> Yapılacak görevler:
a – Eğil Dağlar üzerine yazılan metne göre şu soruları yanıtla:
(i) Kurtuluş Savaşı Türk tarihi için ne olarak nitelenir?
(ii) Kurtuluş Savaşı'nı araştırırken genellikle neyin soğukluğundan sıkılırız?
(iii) Eserde işgal günlerinin psikolojisi okura hangi şekilde verilir?
b – Kayıtlarda "- candle[interactable]: [1460, 608, 1467, 711]" içeren satırdan başlayıp "- candle[interactable]: [842, 664, 849, 734]" içeren satırla biten satırları aynen kopyala. İki uçtaki satırlar da buna dahil.

> Metin bölümü:
============
Eğil Dağlar [Yahya Kemal Beyatlı]

Kurtuluş Savaşı, Türk Tarihi’nin en önemli kırılma noktalarından birisidir. Yakın tarihimize ait bir süreç olduğu için Kutluk Kağan’ın dağa çıkmasından ya da Selçuk Bey’in torunlarının kendilerine yurt arayışlarından daha fazla yer tutar düşünce dünyamızda. Çocukluğumuzdan beri ya bir filmle ya bir şarkıyla ya da bir kitapla hayatımızın içerisinde bulunur tarihimizin bu büyük olayı. Genellikle İnkılap tarihi kitaplarının soğukluğundan sıkılırız Kurtuluş Savaşı’nı araştırırken ya da öğrenmek zorunda olduğumuz zamanlarda. Bir hatırata rastladığımız zaman işin rengi değişir. Daha gerçek, daha yaşanmış bir şeyle karşılaşmış olmanın heyecanıyla yanaklarımız kızarmaya başlar. Benim böyle oluyor en azından. Eğil Dağlar ise ne tarih kitabına benziyor ne de hatırata. Kronolojik bir şekilde işgal günlerinin psikolojisinin okura verildiği, mükemmele yakın bir edebi derinlikle yazılmış, hatıralarla birlikte düşüncelerin, duyguların okura aktarıldığı müthiş bir eser, Eğil Dağlar.
============
> Verilen kayıtlar:
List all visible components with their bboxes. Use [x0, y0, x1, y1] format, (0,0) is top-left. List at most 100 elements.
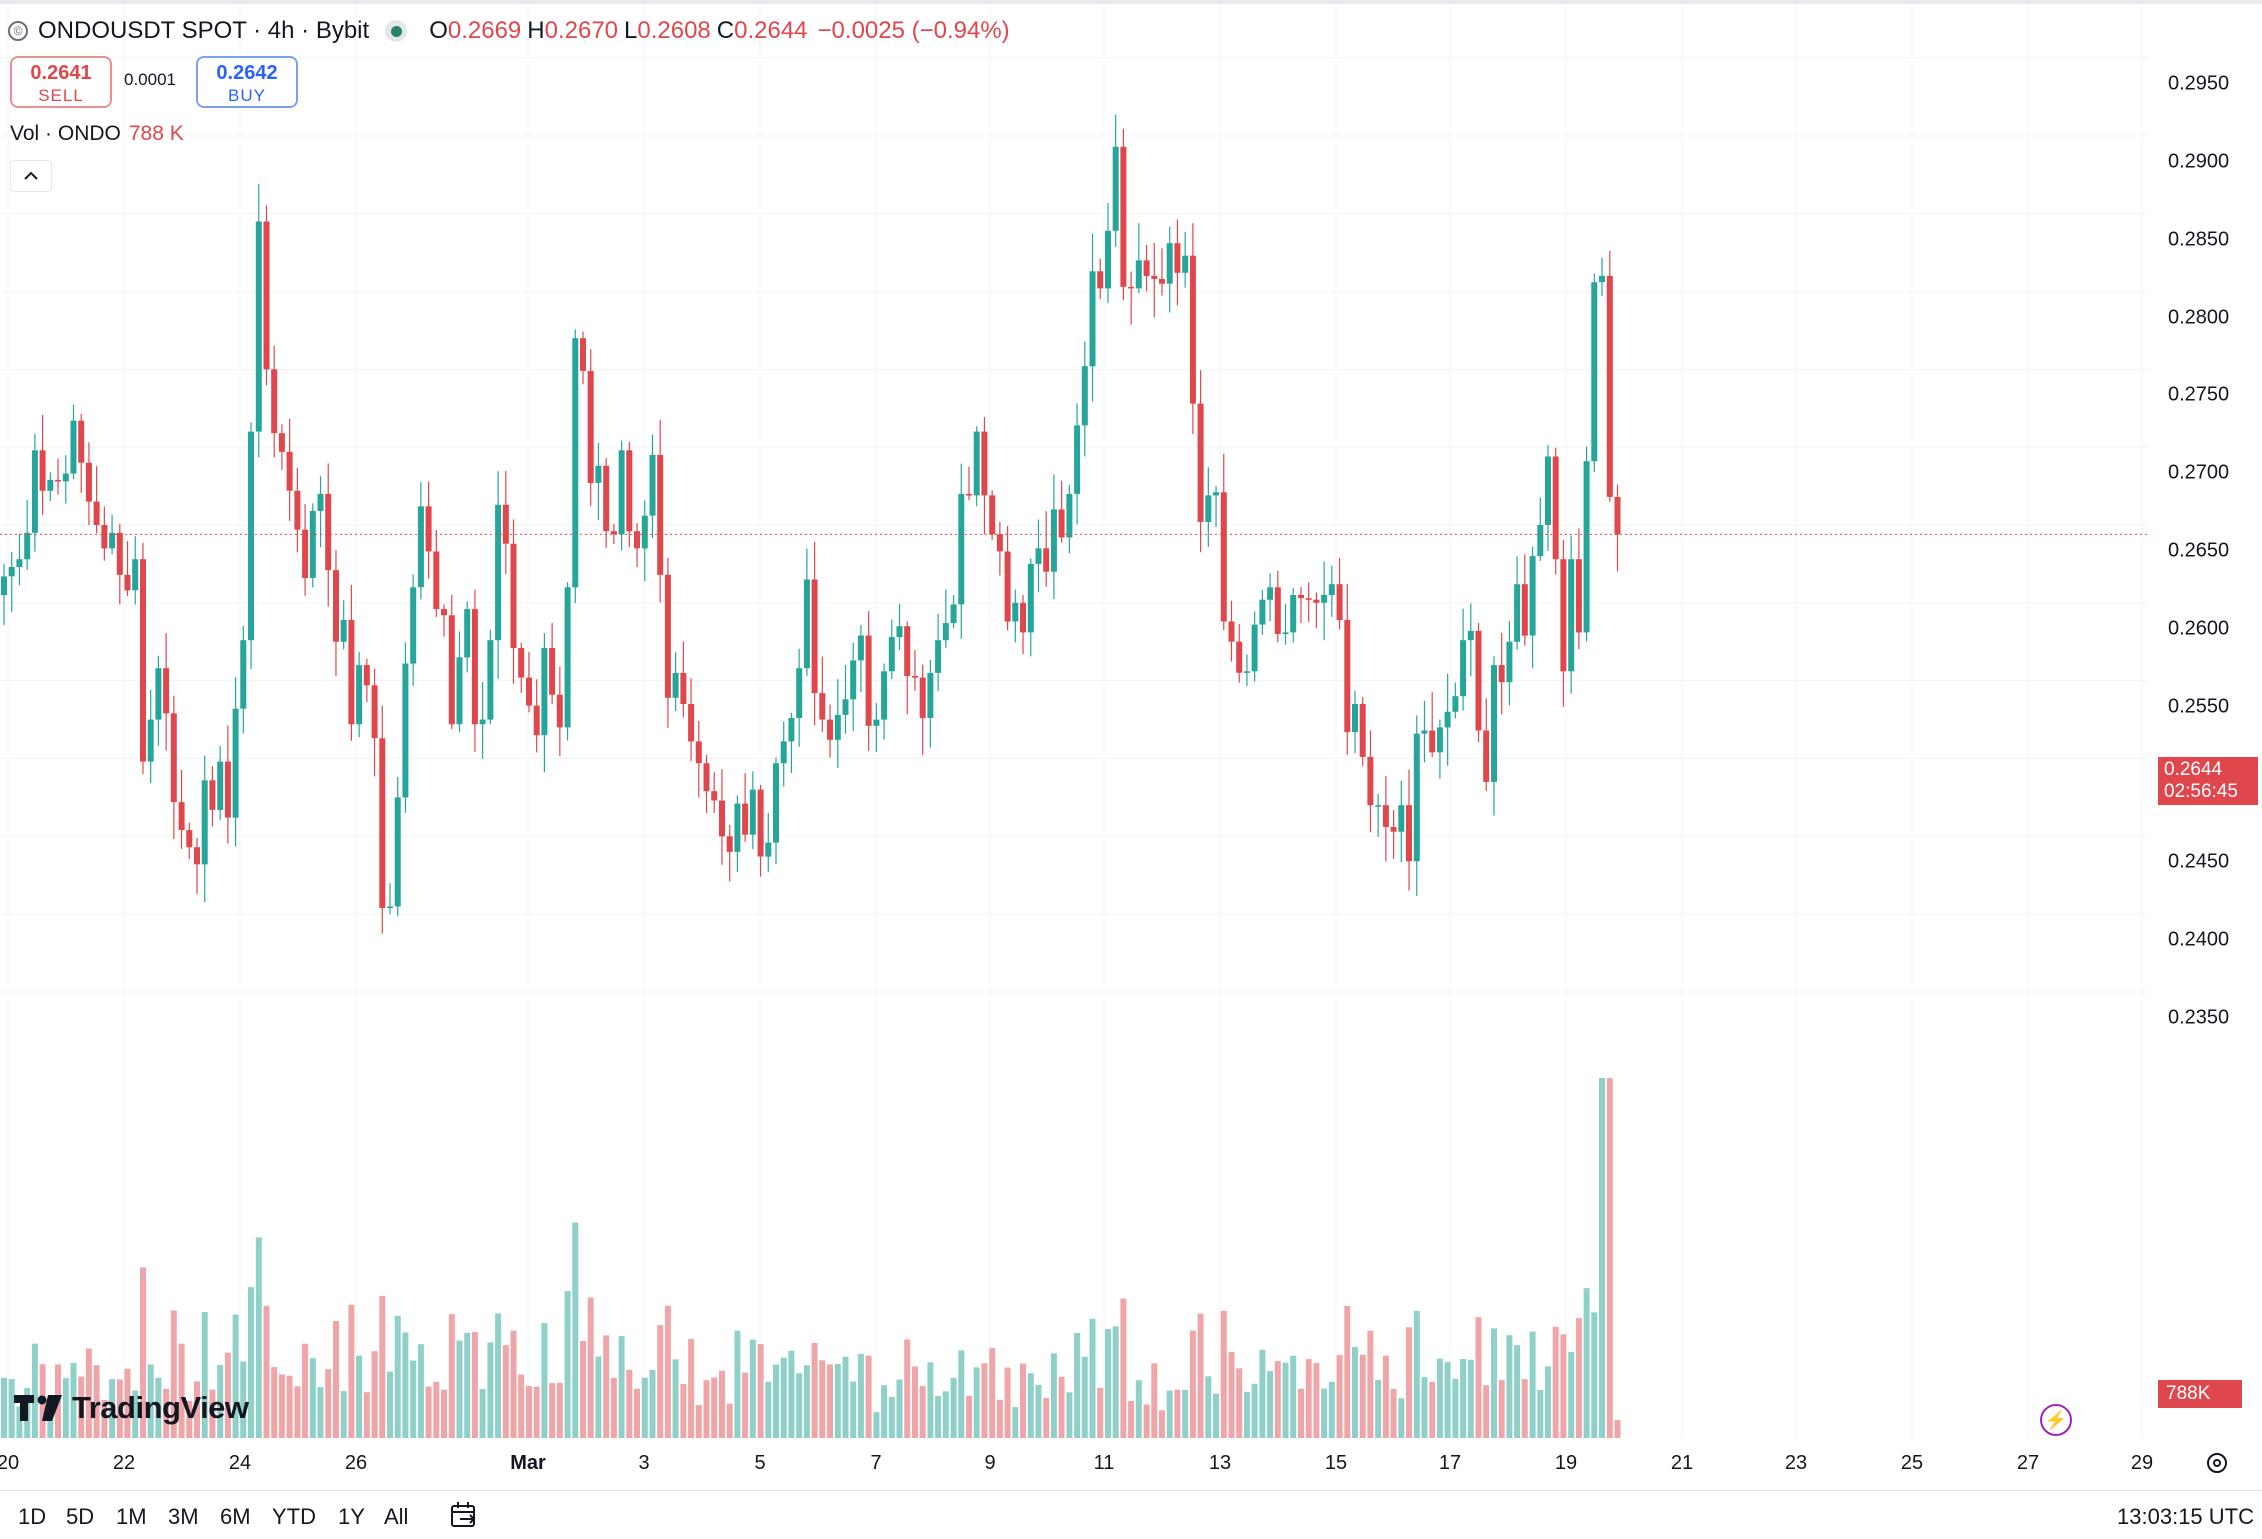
- candle[interactable]: [1460, 608, 1467, 711]
- candle[interactable]: [387, 883, 393, 915]
- candle[interactable]: [788, 712, 795, 773]
- candle[interactable]: [1020, 594, 1026, 655]
- range-button-3m[interactable]: 3M: [168, 1504, 199, 1529]
- candle[interactable]: [1259, 589, 1266, 636]
- candle[interactable]: [101, 506, 108, 561]
- candle[interactable]: [935, 613, 942, 692]
- candle[interactable]: [379, 705, 386, 934]
- candle[interactable]: [85, 442, 92, 526]
- candle[interactable]: [742, 773, 749, 842]
- candle[interactable]: [31, 433, 38, 552]
- candle[interactable]: [1514, 556, 1521, 650]
- candle[interactable]: [140, 542, 146, 775]
- candle[interactable]: [564, 582, 571, 741]
- candle[interactable]: [471, 589, 478, 752]
- candle[interactable]: [1243, 654, 1250, 687]
- candle[interactable]: [93, 466, 100, 534]
- range-button-all[interactable]: All: [384, 1504, 409, 1529]
- candle[interactable]: [688, 678, 695, 761]
- candle[interactable]: [1236, 624, 1243, 683]
- candle[interactable]: [1251, 611, 1258, 682]
- candle[interactable]: [919, 664, 926, 756]
- candle[interactable]: [765, 813, 772, 873]
- candle[interactable]: [780, 721, 787, 787]
- candle[interactable]: [649, 434, 656, 539]
- candle[interactable]: [487, 629, 494, 725]
- candle[interactable]: [996, 521, 1003, 576]
- candle[interactable]: [1328, 565, 1335, 617]
- candle[interactable]: [1027, 558, 1034, 657]
- candle[interactable]: [850, 642, 857, 732]
- candle[interactable]: [1429, 692, 1436, 758]
- candle[interactable]: [1521, 554, 1528, 646]
- candle[interactable]: [757, 784, 764, 877]
- candle[interactable]: [1398, 780, 1405, 863]
- candle[interactable]: [618, 440, 625, 551]
- candle[interactable]: [1444, 673, 1451, 766]
- candle[interactable]: [803, 548, 810, 676]
- candle[interactable]: [1282, 604, 1289, 645]
- candle[interactable]: [587, 349, 594, 506]
- candle[interactable]: [62, 455, 69, 504]
- candle[interactable]: [1274, 570, 1281, 643]
- candle[interactable]: [1089, 233, 1096, 402]
- candle[interactable]: [433, 529, 440, 617]
- candle[interactable]: [317, 476, 324, 548]
- candle[interactable]: [1359, 697, 1366, 766]
- candle[interactable]: [255, 183, 262, 458]
- candle[interactable]: [109, 514, 116, 555]
- candle[interactable]: [194, 837, 200, 894]
- candle[interactable]: [842, 664, 849, 734]
- candle[interactable]: [263, 205, 270, 386]
- candle[interactable]: [1491, 656, 1497, 816]
- candle[interactable]: [796, 648, 803, 747]
- candle[interactable]: [1205, 467, 1212, 547]
- candle[interactable]: [1413, 715, 1420, 896]
- candle[interactable]: [240, 626, 247, 734]
- candle[interactable]: [70, 404, 77, 480]
- candle[interactable]: [410, 574, 417, 687]
- candle[interactable]: [1004, 525, 1011, 631]
- candle[interactable]: [958, 463, 965, 639]
- candle[interactable]: [1267, 573, 1274, 622]
- candle[interactable]: [1213, 486, 1219, 528]
- candle[interactable]: [441, 604, 447, 637]
- candle[interactable]: [966, 466, 972, 501]
- candle[interactable]: [24, 499, 31, 571]
- candle[interactable]: [417, 482, 424, 600]
- candle[interactable]: [232, 676, 239, 847]
- candle[interactable]: [533, 679, 540, 753]
- candle[interactable]: [1467, 603, 1474, 677]
- candle[interactable]: [1614, 484, 1621, 572]
- candle[interactable]: [510, 519, 517, 684]
- candle[interactable]: [209, 766, 216, 827]
- candle[interactable]: [1058, 480, 1065, 543]
- candle[interactable]: [556, 666, 563, 757]
- candle[interactable]: [634, 523, 640, 568]
- candle[interactable]: [340, 600, 347, 650]
- volume-legend[interactable]: Vol · ONDO 788 K: [10, 122, 184, 146]
- candle[interactable]: [1120, 128, 1127, 301]
- candle[interactable]: [55, 458, 61, 495]
- candle[interactable]: [1166, 226, 1173, 313]
- candle[interactable]: [1135, 223, 1142, 294]
- candle[interactable]: [1105, 203, 1111, 304]
- candle[interactable]: [1313, 592, 1320, 629]
- candle[interactable]: [294, 468, 301, 553]
- utc-clock[interactable]: 13:03:15 UTC: [2117, 1504, 2254, 1529]
- candle[interactable]: [1182, 231, 1189, 288]
- candle[interactable]: [904, 621, 911, 715]
- candle[interactable]: [1436, 719, 1443, 779]
- candle[interactable]: [495, 471, 502, 679]
- candle[interactable]: [734, 795, 741, 873]
- candle[interactable]: [819, 656, 826, 733]
- candle[interactable]: [1545, 444, 1551, 551]
- candle[interactable]: [1151, 242, 1158, 318]
- candle[interactable]: [78, 413, 85, 493]
- candle[interactable]: [1305, 582, 1312, 622]
- candle[interactable]: [1537, 497, 1544, 561]
- market-status-icon[interactable]: [385, 20, 408, 42]
- candle[interactable]: [726, 824, 733, 882]
- tradingview-logo[interactable]: TradingView: [14, 1390, 249, 1426]
- candle[interactable]: [1568, 535, 1575, 694]
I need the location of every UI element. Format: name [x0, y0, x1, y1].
============
> Görevlere göre yanıtlar:
a –
(i) Türk tarihinin en önemli kırılma noktalarından biri olarak.
(ii) İnkılap tarihi kitaplarının soğukluğundan.
(iii) Kronolojik bir şekilde.

b –
- candle[interactable]: [1460, 608, 1467, 711]
- candle[interactable]: [387, 883, 393, 915]
- candle[interactable]: [788, 712, 795, 773]
- candle[interactable]: [1020, 594, 1026, 655]
- range-button-3m[interactable]: 3M: [168, 1504, 199, 1529]
- candle[interactable]: [1259, 589, 1266, 636]
- candle[interactable]: [101, 506, 108, 561]
- candle[interactable]: [935, 613, 942, 692]
- candle[interactable]: [379, 705, 386, 934]
- candle[interactable]: [85, 442, 92, 526]
- candle[interactable]: [742, 773, 749, 842]
- candle[interactable]: [31, 433, 38, 552]
- candle[interactable]: [1514, 556, 1521, 650]
- candle[interactable]: [140, 542, 146, 775]
- candle[interactable]: [564, 582, 571, 741]
- candle[interactable]: [471, 589, 478, 752]
- candle[interactable]: [1243, 654, 1250, 687]
- candle[interactable]: [93, 466, 100, 534]
- range-button-all[interactable]: All: [384, 1504, 409, 1529]
- candle[interactable]: [688, 678, 695, 761]
- candle[interactable]: [1236, 624, 1243, 683]
- candle[interactable]: [1251, 611, 1258, 682]
- candle[interactable]: [919, 664, 926, 756]
- candle[interactable]: [765, 813, 772, 873]
- candle[interactable]: [780, 721, 787, 787]
- candle[interactable]: [649, 434, 656, 539]
- candle[interactable]: [487, 629, 494, 725]
- candle[interactable]: [996, 521, 1003, 576]
- candle[interactable]: [1328, 565, 1335, 617]
- candle[interactable]: [1027, 558, 1034, 657]
- candle[interactable]: [850, 642, 857, 732]
- candle[interactable]: [1429, 692, 1436, 758]
- candle[interactable]: [1521, 554, 1528, 646]
- candle[interactable]: [757, 784, 764, 877]
- candle[interactable]: [1398, 780, 1405, 863]
- candle[interactable]: [618, 440, 625, 551]
- candle[interactable]: [1444, 673, 1451, 766]
- candle[interactable]: [803, 548, 810, 676]
- candle[interactable]: [1282, 604, 1289, 645]
- candle[interactable]: [587, 349, 594, 506]
- candle[interactable]: [62, 455, 69, 504]
- candle[interactable]: [1274, 570, 1281, 643]
- candle[interactable]: [1089, 233, 1096, 402]
- candle[interactable]: [433, 529, 440, 617]
- candle[interactable]: [317, 476, 324, 548]
- candle[interactable]: [1359, 697, 1366, 766]
- candle[interactable]: [255, 183, 262, 458]
- candle[interactable]: [109, 514, 116, 555]
- candle[interactable]: [194, 837, 200, 894]
- candle[interactable]: [842, 664, 849, 734]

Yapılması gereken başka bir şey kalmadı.